Task statement:
Copy out each line that includes the word "estados".
>>
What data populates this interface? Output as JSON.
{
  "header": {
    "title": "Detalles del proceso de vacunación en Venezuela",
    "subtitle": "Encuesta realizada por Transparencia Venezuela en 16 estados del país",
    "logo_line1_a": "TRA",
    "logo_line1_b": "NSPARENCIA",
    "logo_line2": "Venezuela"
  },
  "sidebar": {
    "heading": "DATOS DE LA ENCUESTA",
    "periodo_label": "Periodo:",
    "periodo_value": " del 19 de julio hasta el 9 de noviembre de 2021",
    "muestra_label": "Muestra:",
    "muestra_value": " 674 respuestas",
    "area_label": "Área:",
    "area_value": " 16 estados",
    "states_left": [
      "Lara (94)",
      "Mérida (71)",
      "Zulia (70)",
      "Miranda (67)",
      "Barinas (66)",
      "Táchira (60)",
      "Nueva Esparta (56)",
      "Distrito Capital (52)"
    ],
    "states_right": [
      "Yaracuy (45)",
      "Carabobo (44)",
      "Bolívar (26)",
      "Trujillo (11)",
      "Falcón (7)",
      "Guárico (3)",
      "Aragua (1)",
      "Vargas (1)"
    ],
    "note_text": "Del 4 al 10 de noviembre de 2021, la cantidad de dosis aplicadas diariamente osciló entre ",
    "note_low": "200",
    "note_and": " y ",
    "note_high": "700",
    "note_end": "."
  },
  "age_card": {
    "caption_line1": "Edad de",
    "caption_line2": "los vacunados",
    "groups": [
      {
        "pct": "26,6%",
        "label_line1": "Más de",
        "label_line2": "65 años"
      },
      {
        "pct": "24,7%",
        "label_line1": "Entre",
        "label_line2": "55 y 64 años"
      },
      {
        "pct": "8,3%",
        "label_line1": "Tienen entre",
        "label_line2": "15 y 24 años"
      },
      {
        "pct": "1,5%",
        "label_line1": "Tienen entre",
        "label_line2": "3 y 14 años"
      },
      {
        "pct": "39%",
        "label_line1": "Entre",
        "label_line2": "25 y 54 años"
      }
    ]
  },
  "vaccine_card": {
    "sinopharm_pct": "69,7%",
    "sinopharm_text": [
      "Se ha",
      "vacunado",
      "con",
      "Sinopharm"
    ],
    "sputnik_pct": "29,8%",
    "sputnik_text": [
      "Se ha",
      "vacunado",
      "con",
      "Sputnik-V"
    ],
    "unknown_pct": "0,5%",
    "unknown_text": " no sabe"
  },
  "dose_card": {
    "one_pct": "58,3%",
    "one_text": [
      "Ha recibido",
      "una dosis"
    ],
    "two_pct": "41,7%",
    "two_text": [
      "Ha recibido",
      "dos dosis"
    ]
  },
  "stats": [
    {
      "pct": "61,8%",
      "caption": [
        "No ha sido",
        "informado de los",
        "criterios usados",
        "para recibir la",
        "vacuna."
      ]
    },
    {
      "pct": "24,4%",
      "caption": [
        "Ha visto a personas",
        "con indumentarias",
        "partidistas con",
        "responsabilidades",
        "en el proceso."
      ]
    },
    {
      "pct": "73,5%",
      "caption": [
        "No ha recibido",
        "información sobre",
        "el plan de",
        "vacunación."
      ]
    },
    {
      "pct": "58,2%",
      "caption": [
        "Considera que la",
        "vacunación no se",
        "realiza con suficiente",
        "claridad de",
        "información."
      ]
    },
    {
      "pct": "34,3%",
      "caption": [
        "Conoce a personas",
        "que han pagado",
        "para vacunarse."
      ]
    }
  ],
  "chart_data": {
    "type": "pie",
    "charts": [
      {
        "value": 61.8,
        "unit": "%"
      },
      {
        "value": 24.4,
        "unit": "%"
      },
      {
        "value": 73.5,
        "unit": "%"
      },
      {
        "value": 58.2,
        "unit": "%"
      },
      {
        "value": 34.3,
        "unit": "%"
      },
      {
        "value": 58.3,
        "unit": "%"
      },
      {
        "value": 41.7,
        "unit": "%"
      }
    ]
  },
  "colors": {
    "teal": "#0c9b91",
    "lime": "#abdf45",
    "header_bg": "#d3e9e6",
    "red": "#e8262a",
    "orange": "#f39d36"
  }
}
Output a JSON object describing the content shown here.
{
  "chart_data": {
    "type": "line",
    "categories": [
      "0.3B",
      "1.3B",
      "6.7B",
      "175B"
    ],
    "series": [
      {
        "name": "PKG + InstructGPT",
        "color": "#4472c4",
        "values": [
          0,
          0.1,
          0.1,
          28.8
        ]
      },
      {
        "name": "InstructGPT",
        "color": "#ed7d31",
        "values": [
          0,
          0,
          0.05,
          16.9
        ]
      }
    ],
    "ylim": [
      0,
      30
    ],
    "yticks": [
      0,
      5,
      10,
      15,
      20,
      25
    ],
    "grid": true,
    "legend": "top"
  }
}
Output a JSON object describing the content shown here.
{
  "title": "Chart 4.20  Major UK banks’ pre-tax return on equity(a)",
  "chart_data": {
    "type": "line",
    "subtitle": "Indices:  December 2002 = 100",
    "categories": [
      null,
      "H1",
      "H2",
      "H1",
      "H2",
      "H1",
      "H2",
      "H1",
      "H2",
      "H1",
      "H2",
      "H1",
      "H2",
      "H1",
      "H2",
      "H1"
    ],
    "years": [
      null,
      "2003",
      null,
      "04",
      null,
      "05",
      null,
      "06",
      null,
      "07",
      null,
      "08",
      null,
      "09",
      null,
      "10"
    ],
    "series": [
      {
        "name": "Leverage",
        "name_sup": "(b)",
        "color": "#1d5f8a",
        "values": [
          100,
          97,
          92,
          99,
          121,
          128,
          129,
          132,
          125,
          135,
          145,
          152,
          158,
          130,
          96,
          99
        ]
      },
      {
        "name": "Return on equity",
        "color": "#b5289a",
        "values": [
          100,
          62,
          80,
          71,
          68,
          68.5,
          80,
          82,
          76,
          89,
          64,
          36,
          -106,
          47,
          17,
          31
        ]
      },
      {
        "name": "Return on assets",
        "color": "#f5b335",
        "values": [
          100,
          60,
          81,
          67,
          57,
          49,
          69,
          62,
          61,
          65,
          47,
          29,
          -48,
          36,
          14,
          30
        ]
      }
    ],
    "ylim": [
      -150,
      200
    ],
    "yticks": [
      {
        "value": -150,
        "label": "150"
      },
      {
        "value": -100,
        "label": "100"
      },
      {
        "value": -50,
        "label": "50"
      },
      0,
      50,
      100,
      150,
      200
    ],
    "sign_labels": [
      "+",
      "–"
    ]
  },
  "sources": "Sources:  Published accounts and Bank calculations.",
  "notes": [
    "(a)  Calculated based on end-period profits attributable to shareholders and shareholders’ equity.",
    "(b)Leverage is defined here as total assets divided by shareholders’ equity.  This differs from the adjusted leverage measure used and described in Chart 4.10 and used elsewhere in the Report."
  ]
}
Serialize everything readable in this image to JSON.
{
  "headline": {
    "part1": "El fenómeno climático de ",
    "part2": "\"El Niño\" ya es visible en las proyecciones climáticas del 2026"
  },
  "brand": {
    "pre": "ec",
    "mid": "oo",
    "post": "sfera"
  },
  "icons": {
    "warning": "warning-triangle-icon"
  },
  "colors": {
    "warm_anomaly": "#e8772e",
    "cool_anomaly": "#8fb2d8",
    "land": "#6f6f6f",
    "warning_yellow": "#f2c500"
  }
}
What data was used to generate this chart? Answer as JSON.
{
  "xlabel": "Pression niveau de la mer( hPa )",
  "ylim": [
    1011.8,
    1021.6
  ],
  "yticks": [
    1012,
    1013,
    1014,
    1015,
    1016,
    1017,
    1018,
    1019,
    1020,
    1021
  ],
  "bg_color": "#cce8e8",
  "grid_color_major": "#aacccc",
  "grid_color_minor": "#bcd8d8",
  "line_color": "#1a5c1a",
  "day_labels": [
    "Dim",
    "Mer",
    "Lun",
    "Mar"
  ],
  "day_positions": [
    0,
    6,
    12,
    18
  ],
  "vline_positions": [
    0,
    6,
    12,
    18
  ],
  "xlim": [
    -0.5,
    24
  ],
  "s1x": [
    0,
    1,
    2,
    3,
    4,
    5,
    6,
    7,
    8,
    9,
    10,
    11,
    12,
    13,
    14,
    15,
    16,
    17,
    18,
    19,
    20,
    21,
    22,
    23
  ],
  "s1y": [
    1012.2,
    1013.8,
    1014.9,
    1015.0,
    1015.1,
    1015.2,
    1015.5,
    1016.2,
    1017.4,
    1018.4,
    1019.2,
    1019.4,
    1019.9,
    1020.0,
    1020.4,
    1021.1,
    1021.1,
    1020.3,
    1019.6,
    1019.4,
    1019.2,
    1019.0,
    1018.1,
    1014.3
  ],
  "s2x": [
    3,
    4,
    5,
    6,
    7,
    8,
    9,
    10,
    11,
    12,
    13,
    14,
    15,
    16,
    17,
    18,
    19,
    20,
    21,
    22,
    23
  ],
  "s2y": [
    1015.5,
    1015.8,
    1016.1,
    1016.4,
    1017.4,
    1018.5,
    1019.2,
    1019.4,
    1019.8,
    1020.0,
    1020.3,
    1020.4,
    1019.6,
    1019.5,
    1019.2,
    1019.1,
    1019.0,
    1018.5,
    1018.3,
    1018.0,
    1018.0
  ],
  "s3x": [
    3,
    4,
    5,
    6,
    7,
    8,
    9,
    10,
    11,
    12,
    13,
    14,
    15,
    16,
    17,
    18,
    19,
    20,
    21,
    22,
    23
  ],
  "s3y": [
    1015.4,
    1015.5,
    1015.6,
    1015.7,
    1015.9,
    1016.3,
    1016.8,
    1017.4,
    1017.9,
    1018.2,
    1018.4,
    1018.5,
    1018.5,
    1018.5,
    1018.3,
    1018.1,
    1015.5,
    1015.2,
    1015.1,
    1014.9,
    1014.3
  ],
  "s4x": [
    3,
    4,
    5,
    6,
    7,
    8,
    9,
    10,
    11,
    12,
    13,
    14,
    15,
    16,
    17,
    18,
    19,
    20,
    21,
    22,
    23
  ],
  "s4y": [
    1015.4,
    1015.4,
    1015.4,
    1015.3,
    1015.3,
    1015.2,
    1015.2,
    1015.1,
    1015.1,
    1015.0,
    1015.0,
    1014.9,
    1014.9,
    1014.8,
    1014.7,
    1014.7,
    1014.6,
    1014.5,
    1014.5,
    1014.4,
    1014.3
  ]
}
<<
Output for this task:
    "subtitle": "Encuesta realizada por Transparencia Venezuela en 16 estados del país",
    "area_value": " 16 estados",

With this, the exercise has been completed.